DATA SHOWN →
****************************************

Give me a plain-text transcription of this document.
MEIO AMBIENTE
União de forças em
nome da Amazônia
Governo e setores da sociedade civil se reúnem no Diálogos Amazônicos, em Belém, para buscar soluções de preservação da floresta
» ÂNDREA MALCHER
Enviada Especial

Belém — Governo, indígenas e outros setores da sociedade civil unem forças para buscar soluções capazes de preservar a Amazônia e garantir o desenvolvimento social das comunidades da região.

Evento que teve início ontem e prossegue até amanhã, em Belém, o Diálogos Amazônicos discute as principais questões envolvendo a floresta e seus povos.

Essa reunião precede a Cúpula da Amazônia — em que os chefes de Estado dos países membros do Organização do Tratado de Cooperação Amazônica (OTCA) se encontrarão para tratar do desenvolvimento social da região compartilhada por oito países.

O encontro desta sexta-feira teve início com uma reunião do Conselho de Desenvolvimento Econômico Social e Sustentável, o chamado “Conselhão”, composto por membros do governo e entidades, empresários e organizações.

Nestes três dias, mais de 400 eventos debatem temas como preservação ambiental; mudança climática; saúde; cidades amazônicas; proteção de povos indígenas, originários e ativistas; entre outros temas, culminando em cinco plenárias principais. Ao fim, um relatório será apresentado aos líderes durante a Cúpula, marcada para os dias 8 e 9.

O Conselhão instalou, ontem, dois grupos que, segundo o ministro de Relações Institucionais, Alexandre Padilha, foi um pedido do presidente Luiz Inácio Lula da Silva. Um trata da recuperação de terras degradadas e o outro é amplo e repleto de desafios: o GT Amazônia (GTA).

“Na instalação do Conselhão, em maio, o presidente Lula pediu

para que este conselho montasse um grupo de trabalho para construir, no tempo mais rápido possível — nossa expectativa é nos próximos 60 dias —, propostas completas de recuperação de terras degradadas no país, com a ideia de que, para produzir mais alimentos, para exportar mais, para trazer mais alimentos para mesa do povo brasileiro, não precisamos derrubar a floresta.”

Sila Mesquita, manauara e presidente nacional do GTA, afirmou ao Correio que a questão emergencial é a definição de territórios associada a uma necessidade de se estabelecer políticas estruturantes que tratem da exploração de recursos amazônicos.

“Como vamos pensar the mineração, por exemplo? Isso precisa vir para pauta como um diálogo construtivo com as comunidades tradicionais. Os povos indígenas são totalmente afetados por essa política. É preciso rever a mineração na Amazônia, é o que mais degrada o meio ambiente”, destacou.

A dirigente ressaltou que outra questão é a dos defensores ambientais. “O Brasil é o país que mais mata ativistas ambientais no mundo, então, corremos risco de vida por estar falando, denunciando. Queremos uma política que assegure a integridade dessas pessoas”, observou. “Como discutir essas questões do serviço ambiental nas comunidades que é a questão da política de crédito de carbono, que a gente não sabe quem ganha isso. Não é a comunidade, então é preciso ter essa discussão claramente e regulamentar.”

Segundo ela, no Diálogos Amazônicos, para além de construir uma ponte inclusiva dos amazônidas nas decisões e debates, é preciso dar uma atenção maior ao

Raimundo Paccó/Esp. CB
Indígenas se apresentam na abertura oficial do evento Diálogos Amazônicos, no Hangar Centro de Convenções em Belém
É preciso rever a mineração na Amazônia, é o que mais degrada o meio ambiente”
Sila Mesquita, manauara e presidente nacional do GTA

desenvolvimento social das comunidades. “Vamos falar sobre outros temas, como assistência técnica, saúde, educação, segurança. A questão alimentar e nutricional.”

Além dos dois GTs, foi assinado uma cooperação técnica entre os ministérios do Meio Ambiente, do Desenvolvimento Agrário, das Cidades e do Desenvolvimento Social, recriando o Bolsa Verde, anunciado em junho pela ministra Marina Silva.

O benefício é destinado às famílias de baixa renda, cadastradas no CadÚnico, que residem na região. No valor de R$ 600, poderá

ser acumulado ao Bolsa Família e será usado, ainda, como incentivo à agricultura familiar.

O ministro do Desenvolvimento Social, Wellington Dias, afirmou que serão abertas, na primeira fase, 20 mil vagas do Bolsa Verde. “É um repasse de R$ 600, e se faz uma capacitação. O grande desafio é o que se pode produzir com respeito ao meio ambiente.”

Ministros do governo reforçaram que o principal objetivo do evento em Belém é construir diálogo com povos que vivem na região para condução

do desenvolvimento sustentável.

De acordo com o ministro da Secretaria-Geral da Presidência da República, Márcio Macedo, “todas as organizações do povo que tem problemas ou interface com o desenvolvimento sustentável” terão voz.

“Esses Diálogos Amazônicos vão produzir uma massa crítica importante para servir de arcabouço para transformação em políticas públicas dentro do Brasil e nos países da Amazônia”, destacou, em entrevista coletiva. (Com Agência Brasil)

****************************************

INSTRUCTION →
Write out all the lines again, exactly as they are.

FINAL RESULT →
Give me a plain-text transcription of this document.
MEIO AMBIENTE
União de forças em
nome da Amazônia
Governo e setores da sociedade civil se reúnem no Diálogos Amazônicos, em Belém, para buscar soluções de preservação da floresta
» ÂNDREA MALCHER
Enviada Especial

Belém — Governo, indígenas e outros setores da sociedade civil unem forças para buscar soluções capazes de preservar a Amazônia e garantir o desenvolvimento social das comunidades da região.

Evento que teve início ontem e prossegue até amanhã, em Belém, o Diálogos Amazônicos discute as principais questões envolvendo a floresta e seus povos.

Essa reunião precede a Cúpula da Amazônia — em que os chefes de Estado dos países membros do Organização do Tratado de Cooperação Amazônica (OTCA) se encontrarão para tratar do desenvolvimento social da região compartilhada por oito países.

O encontro desta sexta-feira teve início com uma reunião do Conselho de Desenvolvimento Econômico Social e Sustentável, o chamado “Conselhão”, composto por membros do governo e entidades, empresários e organizações.

Nestes três dias, mais de 400 eventos debatem temas como preservação ambiental; mudança climática; saúde; cidades amazônicas; proteção de povos indígenas, originários e ativistas; entre outros temas, culminando em cinco plenárias principais. Ao fim, um relatório será apresentado aos líderes durante a Cúpula, marcada para os dias 8 e 9.

O Conselhão instalou, ontem, dois grupos que, segundo o ministro de Relações Institucionais, Alexandre Padilha, foi um pedido do presidente Luiz Inácio Lula da Silva. Um trata da recuperação de terras degradadas e o outro é amplo e repleto de desafios: o GT Amazônia (GTA).

“Na instalação do Conselhão, em maio, o presidente Lula pediu

para que este conselho montasse um grupo de trabalho para construir, no tempo mais rápido possível — nossa expectativa é nos próximos 60 dias —, propostas completas de recuperação de terras degradadas no país, com a ideia de que, para produzir mais alimentos, para exportar mais, para trazer mais alimentos para mesa do povo brasileiro, não precisamos derrubar a floresta.”

Sila Mesquita, manauara e presidente nacional do GTA, afirmou ao Correio que a questão emergencial é a definição de territórios associada a uma necessidade de se estabelecer políticas estruturantes que tratem da exploração de recursos amazônicos.

“Como vamos pensar the mineração, por exemplo? Isso precisa vir para pauta como um diálogo construtivo com as comunidades tradicionais. Os povos indígenas são totalmente afetados por essa política. É preciso rever a mineração na Amazônia, é o que mais degrada o meio ambiente”, destacou.

A dirigente ressaltou que outra questão é a dos defensores ambientais. “O Brasil é o país que mais mata ativistas ambientais no mundo, então, corremos risco de vida por estar falando, denunciando. Queremos uma política que assegure a integridade dessas pessoas”, observou. “Como discutir essas questões do serviço ambiental nas comunidades que é a questão da política de crédito de carbono, que a gente não sabe quem ganha isso. Não é a comunidade, então é preciso ter essa discussão claramente e regulamentar.”

Segundo ela, no Diálogos Amazônicos, para além de construir uma ponte inclusiva dos amazônidas nas decisões e debates, é preciso dar uma atenção maior ao

Raimundo Paccó/Esp. CB
Indígenas se apresentam na abertura oficial do evento Diálogos Amazônicos, no Hangar Centro de Convenções em Belém
É preciso rever a mineração na Amazônia, é o que mais degrada o meio ambiente”
Sila Mesquita, manauara e presidente nacional do GTA

desenvolvimento social das comunidades. “Vamos falar sobre outros temas, como assistência técnica, saúde, educação, segurança. A questão alimentar e nutricional.”

Além dos dois GTs, foi assinado uma cooperação técnica entre os ministérios do Meio Ambiente, do Desenvolvimento Agrário, das Cidades e do Desenvolvimento Social, recriando o Bolsa Verde, anunciado em junho pela ministra Marina Silva.

O benefício é destinado às famílias de baixa renda, cadastradas no CadÚnico, que residem na região. No valor de R$ 600, poderá

ser acumulado ao Bolsa Família e será usado, ainda, como incentivo à agricultura familiar.

O ministro do Desenvolvimento Social, Wellington Dias, afirmou que serão abertas, na primeira fase, 20 mil vagas do Bolsa Verde. “É um repasse de R$ 600, e se faz uma capacitação. O grande desafio é o que se pode produzir com respeito ao meio ambiente.”

Ministros do governo reforçaram que o principal objetivo do evento em Belém é construir diálogo com povos que vivem na região para condução

do desenvolvimento sustentável.

De acordo com o ministro da Secretaria-Geral da Presidência da República, Márcio Macedo, “todas as organizações do povo que tem problemas ou interface com o desenvolvimento sustentável” terão voz.

“Esses Diálogos Amazônicos vão produzir uma massa crítica importante para servir de arcabouço para transformação em políticas públicas dentro do Brasil e nos países da Amazônia”, destacou, em entrevista coletiva. (Com Agência Brasil)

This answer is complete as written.